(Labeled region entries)

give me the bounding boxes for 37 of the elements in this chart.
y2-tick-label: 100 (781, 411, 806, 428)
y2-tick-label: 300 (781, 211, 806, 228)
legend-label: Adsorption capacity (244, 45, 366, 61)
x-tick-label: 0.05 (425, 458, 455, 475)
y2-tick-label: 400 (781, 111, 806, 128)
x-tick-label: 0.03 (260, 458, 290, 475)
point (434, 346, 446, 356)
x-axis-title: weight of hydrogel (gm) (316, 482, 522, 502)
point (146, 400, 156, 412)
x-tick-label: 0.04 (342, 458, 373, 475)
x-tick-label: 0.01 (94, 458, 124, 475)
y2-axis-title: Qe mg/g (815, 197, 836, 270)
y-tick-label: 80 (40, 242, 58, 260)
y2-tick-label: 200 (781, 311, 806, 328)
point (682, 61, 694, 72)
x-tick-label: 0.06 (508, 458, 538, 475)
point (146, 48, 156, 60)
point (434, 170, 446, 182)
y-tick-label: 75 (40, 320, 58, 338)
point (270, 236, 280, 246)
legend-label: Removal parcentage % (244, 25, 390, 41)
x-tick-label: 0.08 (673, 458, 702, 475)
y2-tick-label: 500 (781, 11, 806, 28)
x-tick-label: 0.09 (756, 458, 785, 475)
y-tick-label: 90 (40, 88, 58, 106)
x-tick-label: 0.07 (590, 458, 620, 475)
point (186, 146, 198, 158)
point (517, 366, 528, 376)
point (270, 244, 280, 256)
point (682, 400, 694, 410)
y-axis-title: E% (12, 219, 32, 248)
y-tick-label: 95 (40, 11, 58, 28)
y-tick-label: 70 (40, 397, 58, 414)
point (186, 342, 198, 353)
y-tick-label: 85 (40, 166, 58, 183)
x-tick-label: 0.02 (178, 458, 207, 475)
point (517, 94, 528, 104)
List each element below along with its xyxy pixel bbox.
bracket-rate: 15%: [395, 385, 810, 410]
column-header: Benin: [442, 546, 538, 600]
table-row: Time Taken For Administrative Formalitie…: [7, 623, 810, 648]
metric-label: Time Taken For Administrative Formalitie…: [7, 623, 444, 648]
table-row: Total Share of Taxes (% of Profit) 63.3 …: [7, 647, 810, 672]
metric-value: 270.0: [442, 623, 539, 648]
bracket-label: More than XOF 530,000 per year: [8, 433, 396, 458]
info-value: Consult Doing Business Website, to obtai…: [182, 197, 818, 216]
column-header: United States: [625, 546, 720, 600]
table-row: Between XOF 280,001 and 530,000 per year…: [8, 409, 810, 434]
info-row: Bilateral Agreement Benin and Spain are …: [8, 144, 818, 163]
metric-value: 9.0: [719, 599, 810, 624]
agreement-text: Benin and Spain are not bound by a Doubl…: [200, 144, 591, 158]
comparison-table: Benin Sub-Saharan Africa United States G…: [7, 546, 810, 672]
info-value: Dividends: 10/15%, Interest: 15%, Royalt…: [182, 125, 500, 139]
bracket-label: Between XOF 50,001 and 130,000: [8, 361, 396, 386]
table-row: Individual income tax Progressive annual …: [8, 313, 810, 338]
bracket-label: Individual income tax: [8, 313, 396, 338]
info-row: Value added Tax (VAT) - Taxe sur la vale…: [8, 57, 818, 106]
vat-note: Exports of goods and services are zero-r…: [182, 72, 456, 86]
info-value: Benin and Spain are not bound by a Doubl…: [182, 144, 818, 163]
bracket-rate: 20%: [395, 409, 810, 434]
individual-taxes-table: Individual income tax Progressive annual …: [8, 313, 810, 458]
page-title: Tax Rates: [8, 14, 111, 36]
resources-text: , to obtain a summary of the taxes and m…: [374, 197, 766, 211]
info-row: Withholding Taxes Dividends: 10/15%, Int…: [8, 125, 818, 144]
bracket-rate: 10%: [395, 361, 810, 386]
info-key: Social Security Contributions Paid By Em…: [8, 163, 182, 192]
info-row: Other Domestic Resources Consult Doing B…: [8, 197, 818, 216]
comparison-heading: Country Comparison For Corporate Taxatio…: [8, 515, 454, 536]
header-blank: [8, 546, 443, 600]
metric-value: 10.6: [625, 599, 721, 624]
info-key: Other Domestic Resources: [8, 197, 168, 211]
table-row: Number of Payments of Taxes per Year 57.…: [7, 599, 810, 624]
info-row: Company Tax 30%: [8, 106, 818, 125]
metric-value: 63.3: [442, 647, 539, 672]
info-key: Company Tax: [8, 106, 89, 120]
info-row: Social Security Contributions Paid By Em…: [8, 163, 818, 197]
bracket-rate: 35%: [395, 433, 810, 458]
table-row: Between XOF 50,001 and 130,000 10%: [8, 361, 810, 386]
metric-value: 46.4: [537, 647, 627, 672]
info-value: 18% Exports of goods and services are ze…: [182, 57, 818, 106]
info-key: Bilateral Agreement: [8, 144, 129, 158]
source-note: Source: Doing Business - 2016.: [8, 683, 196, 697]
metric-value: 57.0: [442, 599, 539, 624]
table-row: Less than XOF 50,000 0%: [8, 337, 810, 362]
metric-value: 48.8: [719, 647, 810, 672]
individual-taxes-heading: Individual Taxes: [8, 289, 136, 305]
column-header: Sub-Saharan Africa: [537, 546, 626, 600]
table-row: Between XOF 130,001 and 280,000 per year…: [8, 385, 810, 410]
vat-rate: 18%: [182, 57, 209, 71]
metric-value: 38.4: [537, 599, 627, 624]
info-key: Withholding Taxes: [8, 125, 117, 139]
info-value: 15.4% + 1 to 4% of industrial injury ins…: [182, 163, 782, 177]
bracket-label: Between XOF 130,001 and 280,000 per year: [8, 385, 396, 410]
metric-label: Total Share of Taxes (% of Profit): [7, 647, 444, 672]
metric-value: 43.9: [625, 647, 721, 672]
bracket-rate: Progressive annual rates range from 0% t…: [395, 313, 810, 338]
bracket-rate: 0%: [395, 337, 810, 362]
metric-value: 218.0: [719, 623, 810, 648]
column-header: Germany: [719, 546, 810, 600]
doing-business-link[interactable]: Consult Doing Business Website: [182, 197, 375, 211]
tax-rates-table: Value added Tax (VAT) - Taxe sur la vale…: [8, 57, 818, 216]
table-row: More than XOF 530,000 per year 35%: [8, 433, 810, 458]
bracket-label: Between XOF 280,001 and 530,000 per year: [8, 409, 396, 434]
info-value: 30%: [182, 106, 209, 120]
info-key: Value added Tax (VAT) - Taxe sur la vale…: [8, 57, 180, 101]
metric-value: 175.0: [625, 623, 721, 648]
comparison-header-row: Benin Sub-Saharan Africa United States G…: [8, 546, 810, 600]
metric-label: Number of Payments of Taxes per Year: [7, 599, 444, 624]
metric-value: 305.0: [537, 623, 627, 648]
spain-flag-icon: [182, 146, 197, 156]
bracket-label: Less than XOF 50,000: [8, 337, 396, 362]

Objective =>
Select every line in the entries above that contains the string "Doing", matching case exactly.

Final result =>
info-value: Consult Doing Business Website, to obtai…: [182, 197, 818, 216]
info-row: Other Domestic Resources Consult Doing B…: [8, 197, 818, 216]
source-note: Source: Doing Business - 2016.: [8, 683, 196, 697]
doing-business-link[interactable]: Consult Doing Business Website: [182, 197, 375, 211]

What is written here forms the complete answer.